Task objective:
Reproduce the entire listing word for word.

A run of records
···

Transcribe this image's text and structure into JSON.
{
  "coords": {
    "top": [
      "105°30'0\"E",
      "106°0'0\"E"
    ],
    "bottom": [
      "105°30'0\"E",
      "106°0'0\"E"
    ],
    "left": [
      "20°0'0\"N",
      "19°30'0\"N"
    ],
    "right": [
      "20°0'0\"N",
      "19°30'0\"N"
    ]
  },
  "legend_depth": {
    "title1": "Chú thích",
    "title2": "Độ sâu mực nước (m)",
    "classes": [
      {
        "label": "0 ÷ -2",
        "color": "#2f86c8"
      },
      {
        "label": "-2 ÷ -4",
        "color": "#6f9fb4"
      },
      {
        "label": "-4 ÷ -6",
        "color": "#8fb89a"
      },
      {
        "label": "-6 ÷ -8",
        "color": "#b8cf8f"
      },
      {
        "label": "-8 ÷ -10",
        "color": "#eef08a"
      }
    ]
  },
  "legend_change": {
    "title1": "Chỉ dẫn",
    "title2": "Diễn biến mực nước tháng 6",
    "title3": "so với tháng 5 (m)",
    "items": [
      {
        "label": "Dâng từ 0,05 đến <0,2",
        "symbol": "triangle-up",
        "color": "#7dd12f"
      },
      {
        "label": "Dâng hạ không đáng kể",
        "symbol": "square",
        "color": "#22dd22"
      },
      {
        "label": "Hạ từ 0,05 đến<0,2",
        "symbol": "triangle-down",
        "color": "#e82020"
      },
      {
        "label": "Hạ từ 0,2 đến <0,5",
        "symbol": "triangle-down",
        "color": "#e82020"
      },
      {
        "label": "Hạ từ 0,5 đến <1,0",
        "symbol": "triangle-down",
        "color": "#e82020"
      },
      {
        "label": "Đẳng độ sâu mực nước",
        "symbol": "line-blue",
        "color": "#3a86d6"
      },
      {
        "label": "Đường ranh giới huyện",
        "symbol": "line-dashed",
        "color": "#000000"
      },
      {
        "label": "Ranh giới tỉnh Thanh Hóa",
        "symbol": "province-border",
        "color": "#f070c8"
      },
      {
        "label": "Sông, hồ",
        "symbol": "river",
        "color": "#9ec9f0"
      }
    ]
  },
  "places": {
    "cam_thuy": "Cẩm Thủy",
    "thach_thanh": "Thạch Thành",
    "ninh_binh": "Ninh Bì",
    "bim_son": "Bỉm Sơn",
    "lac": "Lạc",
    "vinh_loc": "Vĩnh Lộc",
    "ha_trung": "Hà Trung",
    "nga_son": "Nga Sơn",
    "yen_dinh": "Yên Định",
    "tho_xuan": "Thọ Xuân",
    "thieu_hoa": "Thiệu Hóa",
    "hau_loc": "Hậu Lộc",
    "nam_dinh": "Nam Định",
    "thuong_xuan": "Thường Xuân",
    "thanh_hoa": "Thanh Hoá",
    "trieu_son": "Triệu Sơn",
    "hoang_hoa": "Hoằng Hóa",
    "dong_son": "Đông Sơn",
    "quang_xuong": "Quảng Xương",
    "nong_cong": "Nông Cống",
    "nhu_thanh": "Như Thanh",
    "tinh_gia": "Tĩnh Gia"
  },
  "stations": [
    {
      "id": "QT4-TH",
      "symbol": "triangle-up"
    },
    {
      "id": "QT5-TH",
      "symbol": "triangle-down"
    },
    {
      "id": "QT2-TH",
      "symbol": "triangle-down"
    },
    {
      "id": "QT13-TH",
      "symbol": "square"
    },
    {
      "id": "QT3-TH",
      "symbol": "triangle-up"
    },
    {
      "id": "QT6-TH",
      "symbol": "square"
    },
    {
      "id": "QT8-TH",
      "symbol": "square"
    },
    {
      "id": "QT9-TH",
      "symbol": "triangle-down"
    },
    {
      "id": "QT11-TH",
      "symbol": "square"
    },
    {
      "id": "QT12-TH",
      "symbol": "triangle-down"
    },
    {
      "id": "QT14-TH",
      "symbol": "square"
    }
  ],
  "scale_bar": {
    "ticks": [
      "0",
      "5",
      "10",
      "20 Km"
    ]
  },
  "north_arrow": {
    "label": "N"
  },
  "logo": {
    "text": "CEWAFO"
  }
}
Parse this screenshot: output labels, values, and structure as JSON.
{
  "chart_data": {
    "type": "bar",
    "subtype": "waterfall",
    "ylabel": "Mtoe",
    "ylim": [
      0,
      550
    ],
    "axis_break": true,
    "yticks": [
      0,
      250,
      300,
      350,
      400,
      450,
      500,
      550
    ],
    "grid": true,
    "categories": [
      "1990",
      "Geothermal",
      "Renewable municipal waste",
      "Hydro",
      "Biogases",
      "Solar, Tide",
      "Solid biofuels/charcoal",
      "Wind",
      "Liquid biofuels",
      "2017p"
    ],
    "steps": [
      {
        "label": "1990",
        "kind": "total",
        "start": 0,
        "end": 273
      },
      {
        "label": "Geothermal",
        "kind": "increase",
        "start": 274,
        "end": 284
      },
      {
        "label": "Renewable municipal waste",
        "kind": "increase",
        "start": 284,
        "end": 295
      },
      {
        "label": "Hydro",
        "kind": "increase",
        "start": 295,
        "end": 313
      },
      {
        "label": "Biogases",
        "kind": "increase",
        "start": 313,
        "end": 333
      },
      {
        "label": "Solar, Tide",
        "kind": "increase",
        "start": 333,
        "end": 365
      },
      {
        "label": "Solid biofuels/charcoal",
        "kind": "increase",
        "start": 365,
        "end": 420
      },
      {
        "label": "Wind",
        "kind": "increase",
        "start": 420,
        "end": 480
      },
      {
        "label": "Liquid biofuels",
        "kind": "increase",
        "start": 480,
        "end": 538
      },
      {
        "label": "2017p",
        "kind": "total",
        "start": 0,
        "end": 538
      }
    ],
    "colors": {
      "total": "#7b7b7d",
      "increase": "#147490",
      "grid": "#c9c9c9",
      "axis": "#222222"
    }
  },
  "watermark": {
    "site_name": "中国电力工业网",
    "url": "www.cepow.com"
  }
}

···

Worked answer:
Transcribe this image's text and structure into JSON.
{
  "coords": {
    "top": [
      "105°30'0\"E",
      "106°0'0\"E"
    ],
    "bottom": [
      "105°30'0\"E",
      "106°0'0\"E"
    ],
    "left": [
      "20°0'0\"N",
      "19°30'0\"N"
    ],
    "right": [
      "20°0'0\"N",
      "19°30'0\"N"
    ]
  },
  "legend_depth": {
    "title1": "Chú thích",
    "title2": "Độ sâu mực nước (m)",
    "classes": [
      {
        "label": "0 ÷ -2",
        "color": "#2f86c8"
      },
      {
        "label": "-2 ÷ -4",
        "color": "#6f9fb4"
      },
      {
        "label": "-4 ÷ -6",
        "color": "#8fb89a"
      },
      {
        "label": "-6 ÷ -8",
        "color": "#b8cf8f"
      },
      {
        "label": "-8 ÷ -10",
        "color": "#eef08a"
      }
    ]
  },
  "legend_change": {
    "title1": "Chỉ dẫn",
    "title2": "Diễn biến mực nước tháng 6",
    "title3": "so với tháng 5 (m)",
    "items": [
      {
        "label": "Dâng từ 0,05 đến <0,2",
        "symbol": "triangle-up",
        "color": "#7dd12f"
      },
      {
        "label": "Dâng hạ không đáng kể",
        "symbol": "square",
        "color": "#22dd22"
      },
      {
        "label": "Hạ từ 0,05 đến<0,2",
        "symbol": "triangle-down",
        "color": "#e82020"
      },
      {
        "label": "Hạ từ 0,2 đến <0,5",
        "symbol": "triangle-down",
        "color": "#e82020"
      },
      {
        "label": "Hạ từ 0,5 đến <1,0",
        "symbol": "triangle-down",
        "color": "#e82020"
      },
      {
        "label": "Đẳng độ sâu mực nước",
        "symbol": "line-blue",
        "color": "#3a86d6"
      },
      {
        "label": "Đường ranh giới huyện",
        "symbol": "line-dashed",
        "color": "#000000"
      },
      {
        "label": "Ranh giới tỉnh Thanh Hóa",
        "symbol": "province-border",
        "color": "#f070c8"
      },
      {
        "label": "Sông, hồ",
        "symbol": "river",
        "color": "#9ec9f0"
      }
    ]
  },
  "places": {
    "cam_thuy": "Cẩm Thủy",
    "thach_thanh": "Thạch Thành",
    "ninh_binh": "Ninh Bì",
    "bim_son": "Bỉm Sơn",
    "lac": "Lạc",
    "vinh_loc": "Vĩnh Lộc",
    "ha_trung": "Hà Trung",
    "nga_son": "Nga Sơn",
    "yen_dinh": "Yên Định",
    "tho_xuan": "Thọ Xuân",
    "thieu_hoa": "Thiệu Hóa",
    "hau_loc": "Hậu Lộc",
    "nam_dinh": "Nam Định",
    "thuong_xuan": "Thường Xuân",
    "thanh_hoa": "Thanh Hoá",
    "trieu_son": "Triệu Sơn",
    "hoang_hoa": "Hoằng Hóa",
    "dong_son": "Đông Sơn",
    "quang_xuong": "Quảng Xương",
    "nong_cong": "Nông Cống",
    "nhu_thanh": "Như Thanh",
    "tinh_gia": "Tĩnh Gia"
  },
  "stations": [
    {
      "id": "QT4-TH",
      "symbol": "triangle-up"
    },
    {
      "id": "QT5-TH",
      "symbol": "triangle-down"
    },
    {
      "id": "QT2-TH",
      "symbol": "triangle-down"
    },
    {
      "id": "QT13-TH",
      "symbol": "square"
    },
    {
      "id": "QT3-TH",
      "symbol": "triangle-up"
    },
    {
      "id": "QT6-TH",
      "symbol": "square"
    },
    {
      "id": "QT8-TH",
      "symbol": "square"
    },
    {
      "id": "QT9-TH",
      "symbol": "triangle-down"
    },
    {
      "id": "QT11-TH",
      "symbol": "square"
    },
    {
      "id": "QT12-TH",
      "symbol": "triangle-down"
    },
    {
      "id": "QT14-TH",
      "symbol": "square"
    }
  ],
  "scale_bar": {
    "ticks": [
      "0",
      "5",
      "10",
      "20 Km"
    ]
  },
  "north_arrow": {
    "label": "N"
  },
  "logo": {
    "text": "CEWAFO"
  }
}
Parse this screenshot: output labels, values, and structure as JSON.
{
  "chart_data": {
    "type": "bar",
    "subtype": "waterfall",
    "ylabel": "Mtoe",
    "ylim": [
      0,
      550
    ],
    "axis_break": true,
    "yticks": [
      0,
      250,
      300,
      350,
      400,
      450,
      500,
      550
    ],
    "grid": true,
    "categories": [
      "1990",
      "Geothermal",
      "Renewable municipal waste",
      "Hydro",
      "Biogases",
      "Solar, Tide",
      "Solid biofuels/charcoal",
      "Wind",
      "Liquid biofuels",
      "2017p"
    ],
    "steps": [
      {
        "label": "1990",
        "kind": "total",
        "start": 0,
        "end": 273
      },
      {
        "label": "Geothermal",
        "kind": "increase",
        "start": 274,
        "end": 284
      },
      {
        "label": "Renewable municipal waste",
        "kind": "increase",
        "start": 284,
        "end": 295
      },
      {
        "label": "Hydro",
        "kind": "increase",
        "start": 295,
        "end": 313
      },
      {
        "label": "Biogases",
        "kind": "increase",
        "start": 313,
        "end": 333
      },
      {
        "label": "Solar, Tide",
        "kind": "increase",
        "start": 333,
        "end": 365
      },
      {
        "label": "Solid biofuels/charcoal",
        "kind": "increase",
        "start": 365,
        "end": 420
      },
      {
        "label": "Wind",
        "kind": "increase",
        "start": 420,
        "end": 480
      },
      {
        "label": "Liquid biofuels",
        "kind": "increase",
        "start": 480,
        "end": 538
      },
      {
        "label": "2017p",
        "kind": "total",
        "start": 0,
        "end": 538
      }
    ],
    "colors": {
      "total": "#7b7b7d",
      "increase": "#147490",
      "grid": "#c9c9c9",
      "axis": "#222222"
    }
  },
  "watermark": {
    "site_name": "中国电力工业网",
    "url": "www.cepow.com"
  }
}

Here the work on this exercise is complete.